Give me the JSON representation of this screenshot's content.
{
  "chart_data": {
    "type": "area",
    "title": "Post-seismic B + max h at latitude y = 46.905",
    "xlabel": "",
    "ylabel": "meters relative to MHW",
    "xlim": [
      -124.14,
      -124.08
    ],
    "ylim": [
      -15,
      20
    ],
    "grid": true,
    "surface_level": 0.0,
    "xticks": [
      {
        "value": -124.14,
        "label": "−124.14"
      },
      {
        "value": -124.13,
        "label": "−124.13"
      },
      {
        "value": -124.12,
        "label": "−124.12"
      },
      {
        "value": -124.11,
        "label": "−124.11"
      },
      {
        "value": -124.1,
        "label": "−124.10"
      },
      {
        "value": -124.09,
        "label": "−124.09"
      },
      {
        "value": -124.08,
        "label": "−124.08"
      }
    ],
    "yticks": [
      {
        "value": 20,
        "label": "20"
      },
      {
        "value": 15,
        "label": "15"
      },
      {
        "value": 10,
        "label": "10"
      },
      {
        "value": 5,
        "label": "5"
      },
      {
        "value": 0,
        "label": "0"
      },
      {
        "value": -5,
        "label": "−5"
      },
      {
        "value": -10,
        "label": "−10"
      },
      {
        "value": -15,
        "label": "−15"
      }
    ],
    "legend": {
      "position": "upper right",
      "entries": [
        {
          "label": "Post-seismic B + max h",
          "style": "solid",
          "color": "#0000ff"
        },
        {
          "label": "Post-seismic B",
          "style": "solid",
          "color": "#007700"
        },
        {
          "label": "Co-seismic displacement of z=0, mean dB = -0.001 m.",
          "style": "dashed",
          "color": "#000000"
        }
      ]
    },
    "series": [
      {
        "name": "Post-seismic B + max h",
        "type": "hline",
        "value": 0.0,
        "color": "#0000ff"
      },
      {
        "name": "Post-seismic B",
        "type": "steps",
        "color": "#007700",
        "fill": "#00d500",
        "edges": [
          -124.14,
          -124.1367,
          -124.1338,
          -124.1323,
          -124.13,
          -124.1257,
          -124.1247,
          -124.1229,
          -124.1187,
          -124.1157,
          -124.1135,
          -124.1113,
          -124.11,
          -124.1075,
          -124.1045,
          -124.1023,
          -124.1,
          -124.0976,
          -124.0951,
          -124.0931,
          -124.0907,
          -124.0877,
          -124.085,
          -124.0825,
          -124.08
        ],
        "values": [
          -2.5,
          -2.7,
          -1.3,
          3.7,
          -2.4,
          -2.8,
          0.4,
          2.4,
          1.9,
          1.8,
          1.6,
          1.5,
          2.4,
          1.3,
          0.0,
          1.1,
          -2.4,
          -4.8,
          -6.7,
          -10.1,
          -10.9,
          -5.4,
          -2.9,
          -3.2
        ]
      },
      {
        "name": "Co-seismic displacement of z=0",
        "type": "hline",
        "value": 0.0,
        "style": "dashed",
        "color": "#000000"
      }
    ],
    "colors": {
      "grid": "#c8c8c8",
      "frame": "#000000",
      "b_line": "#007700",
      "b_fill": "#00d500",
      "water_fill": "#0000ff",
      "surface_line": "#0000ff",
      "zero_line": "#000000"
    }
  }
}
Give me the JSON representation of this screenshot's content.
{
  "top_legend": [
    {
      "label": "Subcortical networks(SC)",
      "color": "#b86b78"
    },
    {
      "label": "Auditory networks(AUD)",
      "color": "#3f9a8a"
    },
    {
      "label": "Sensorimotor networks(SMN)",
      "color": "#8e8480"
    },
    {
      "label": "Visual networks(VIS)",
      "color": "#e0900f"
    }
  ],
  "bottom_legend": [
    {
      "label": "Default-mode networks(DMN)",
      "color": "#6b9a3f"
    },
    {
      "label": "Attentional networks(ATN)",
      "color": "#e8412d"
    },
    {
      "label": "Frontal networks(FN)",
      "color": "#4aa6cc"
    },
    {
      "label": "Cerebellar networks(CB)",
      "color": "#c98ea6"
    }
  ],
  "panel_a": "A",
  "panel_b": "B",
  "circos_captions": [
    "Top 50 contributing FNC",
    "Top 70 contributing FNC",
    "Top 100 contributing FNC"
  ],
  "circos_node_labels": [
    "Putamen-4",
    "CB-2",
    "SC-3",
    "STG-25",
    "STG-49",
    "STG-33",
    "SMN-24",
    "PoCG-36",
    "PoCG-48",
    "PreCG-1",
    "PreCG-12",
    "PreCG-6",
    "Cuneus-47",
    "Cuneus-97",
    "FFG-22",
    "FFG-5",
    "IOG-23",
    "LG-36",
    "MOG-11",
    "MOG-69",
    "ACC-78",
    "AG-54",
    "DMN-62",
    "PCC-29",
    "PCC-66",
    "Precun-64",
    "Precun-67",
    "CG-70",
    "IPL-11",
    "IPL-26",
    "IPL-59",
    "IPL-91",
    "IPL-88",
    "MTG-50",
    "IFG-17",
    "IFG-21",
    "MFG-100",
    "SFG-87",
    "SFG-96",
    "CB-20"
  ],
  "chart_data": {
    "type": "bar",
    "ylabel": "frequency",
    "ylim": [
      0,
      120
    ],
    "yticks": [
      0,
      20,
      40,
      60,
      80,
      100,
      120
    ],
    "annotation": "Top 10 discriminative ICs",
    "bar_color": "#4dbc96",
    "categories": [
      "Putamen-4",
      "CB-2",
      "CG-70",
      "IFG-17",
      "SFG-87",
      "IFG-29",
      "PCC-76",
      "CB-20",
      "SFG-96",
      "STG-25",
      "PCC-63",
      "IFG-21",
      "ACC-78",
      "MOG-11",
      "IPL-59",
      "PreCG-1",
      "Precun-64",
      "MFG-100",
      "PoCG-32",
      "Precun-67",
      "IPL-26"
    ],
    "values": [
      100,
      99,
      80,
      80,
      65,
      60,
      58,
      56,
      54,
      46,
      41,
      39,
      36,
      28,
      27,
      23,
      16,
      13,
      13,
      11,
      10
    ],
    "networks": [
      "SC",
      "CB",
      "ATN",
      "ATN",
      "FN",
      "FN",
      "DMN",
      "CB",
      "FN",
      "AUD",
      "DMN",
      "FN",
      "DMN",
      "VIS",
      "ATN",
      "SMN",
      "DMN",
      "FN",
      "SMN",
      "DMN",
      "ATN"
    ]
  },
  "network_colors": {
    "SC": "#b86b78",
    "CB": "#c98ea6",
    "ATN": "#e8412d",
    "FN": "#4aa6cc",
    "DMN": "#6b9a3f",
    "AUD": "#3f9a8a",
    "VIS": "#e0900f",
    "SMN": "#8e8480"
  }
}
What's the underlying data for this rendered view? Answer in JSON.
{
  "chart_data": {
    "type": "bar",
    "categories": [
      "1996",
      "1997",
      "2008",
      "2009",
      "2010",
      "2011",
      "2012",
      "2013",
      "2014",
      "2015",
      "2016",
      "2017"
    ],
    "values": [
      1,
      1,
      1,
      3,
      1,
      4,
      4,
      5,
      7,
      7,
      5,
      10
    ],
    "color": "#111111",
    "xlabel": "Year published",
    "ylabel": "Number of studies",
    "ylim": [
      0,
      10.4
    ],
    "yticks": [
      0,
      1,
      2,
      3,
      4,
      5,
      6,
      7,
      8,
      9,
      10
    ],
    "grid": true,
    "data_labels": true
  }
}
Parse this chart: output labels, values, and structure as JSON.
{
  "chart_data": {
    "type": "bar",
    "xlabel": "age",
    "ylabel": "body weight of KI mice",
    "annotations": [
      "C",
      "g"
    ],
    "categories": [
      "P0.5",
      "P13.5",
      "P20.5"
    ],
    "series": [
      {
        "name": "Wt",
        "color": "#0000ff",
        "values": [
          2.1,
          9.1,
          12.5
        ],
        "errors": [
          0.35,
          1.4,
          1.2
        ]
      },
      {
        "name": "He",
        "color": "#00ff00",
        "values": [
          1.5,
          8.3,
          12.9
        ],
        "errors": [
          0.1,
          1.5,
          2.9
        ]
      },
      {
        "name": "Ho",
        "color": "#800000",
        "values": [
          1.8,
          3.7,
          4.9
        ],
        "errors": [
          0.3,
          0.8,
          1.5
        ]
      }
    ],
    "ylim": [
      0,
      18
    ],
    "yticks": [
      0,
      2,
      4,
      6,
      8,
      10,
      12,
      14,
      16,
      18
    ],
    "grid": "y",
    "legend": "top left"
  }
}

═══

Directive
Each line of the data that includes the word "name" counts once; report the total and nothing more.

Exercise answer
6